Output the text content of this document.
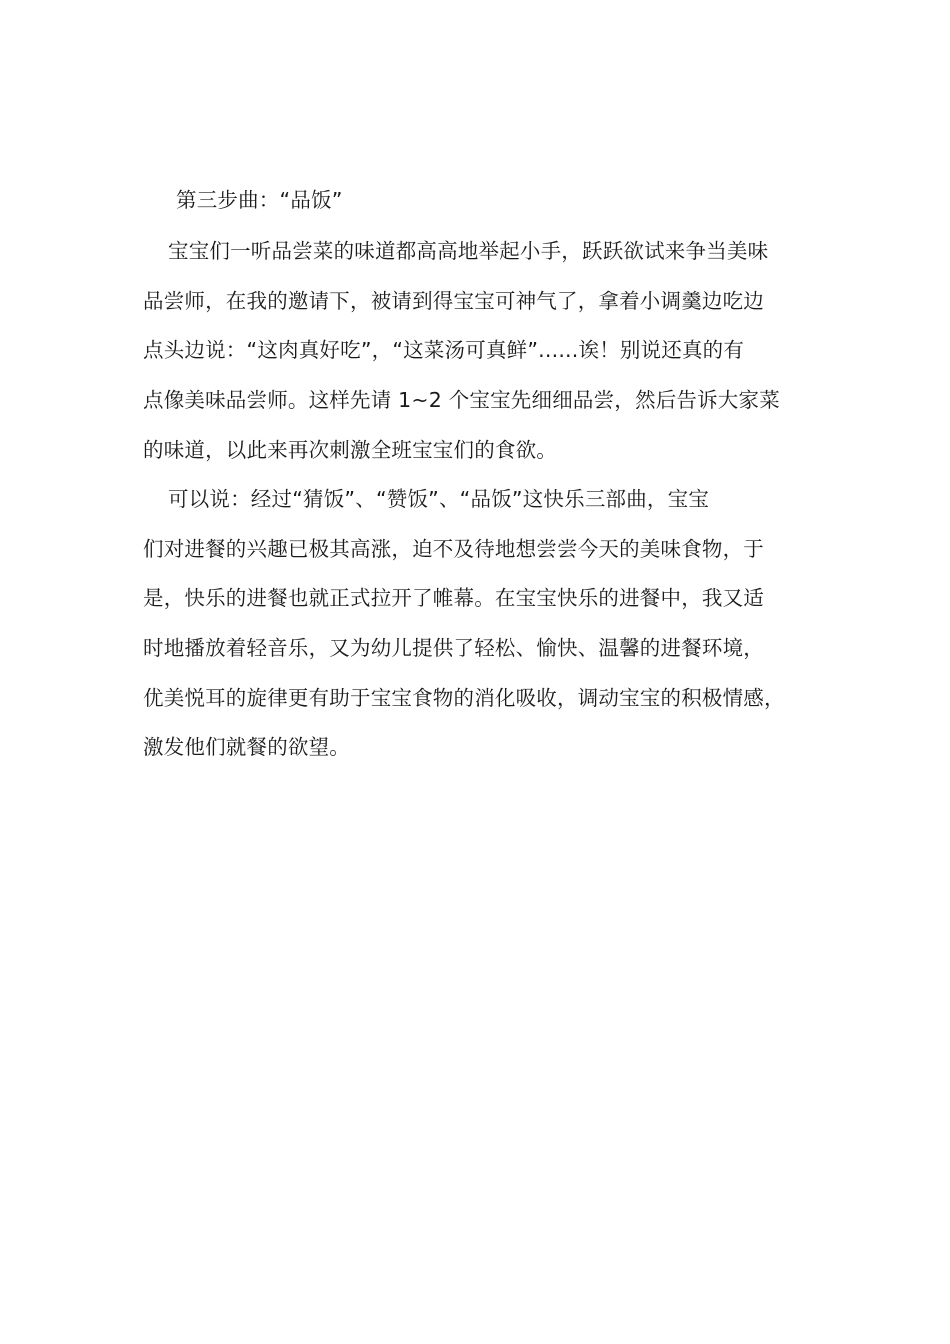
第三步曲：“品饭”
宝宝们一听品尝菜的味道都高高地举起小手，跃跃欲试来争当美味
品尝师，在我的邀请下，被请到得宝宝可神气了，拿着小调羹边吃边
点头边说：“这肉真好吃”，“这菜汤可真鲜”......诶！别说还真的有
点像美味品尝师。这样先请 1~2 个宝宝先细细品尝，然后告诉大家菜
的味道，以此来再次刺激全班宝宝们的食欲。
可以说：经过“猜饭”、“赞饭”、“品饭”这快乐三部曲，宝宝
们对进餐的兴趣已极其高涨，迫不及待地想尝尝今天的美味食物，于
是，快乐的进餐也就正式拉开了帷幕。在宝宝快乐的进餐中，我又适
时地播放着轻音乐，又为幼儿提供了轻松、愉快、温馨的进餐环境，
优美悦耳的旋律更有助于宝宝食物的消化吸收，调动宝宝的积极情感，
激发他们就餐的欲望。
────────
▶ [YOUR OBJECTIVE]: Images do not belong in the copy; reproduce all other parts of the records above verbatim.

▶ [WORKED ANSWER]:
Output the text content of this document.
第三步曲：“品饭”
宝宝们一听品尝菜的味道都高高地举起小手，跃跃欲试来争当美味
品尝师，在我的邀请下，被请到得宝宝可神气了，拿着小调羹边吃边
点头边说：“这肉真好吃”，“这菜汤可真鲜”......诶！别说还真的有
点像美味品尝师。这样先请 1~2 个宝宝先细细品尝，然后告诉大家菜
的味道，以此来再次刺激全班宝宝们的食欲。
可以说：经过“猜饭”、“赞饭”、“品饭”这快乐三部曲，宝宝
们对进餐的兴趣已极其高涨，迫不及待地想尝尝今天的美味食物，于
是，快乐的进餐也就正式拉开了帷幕。在宝宝快乐的进餐中，我又适
时地播放着轻音乐，又为幼儿提供了轻松、愉快、温馨的进餐环境，
优美悦耳的旋律更有助于宝宝食物的消化吸收，调动宝宝的积极情感，
激发他们就餐的欲望。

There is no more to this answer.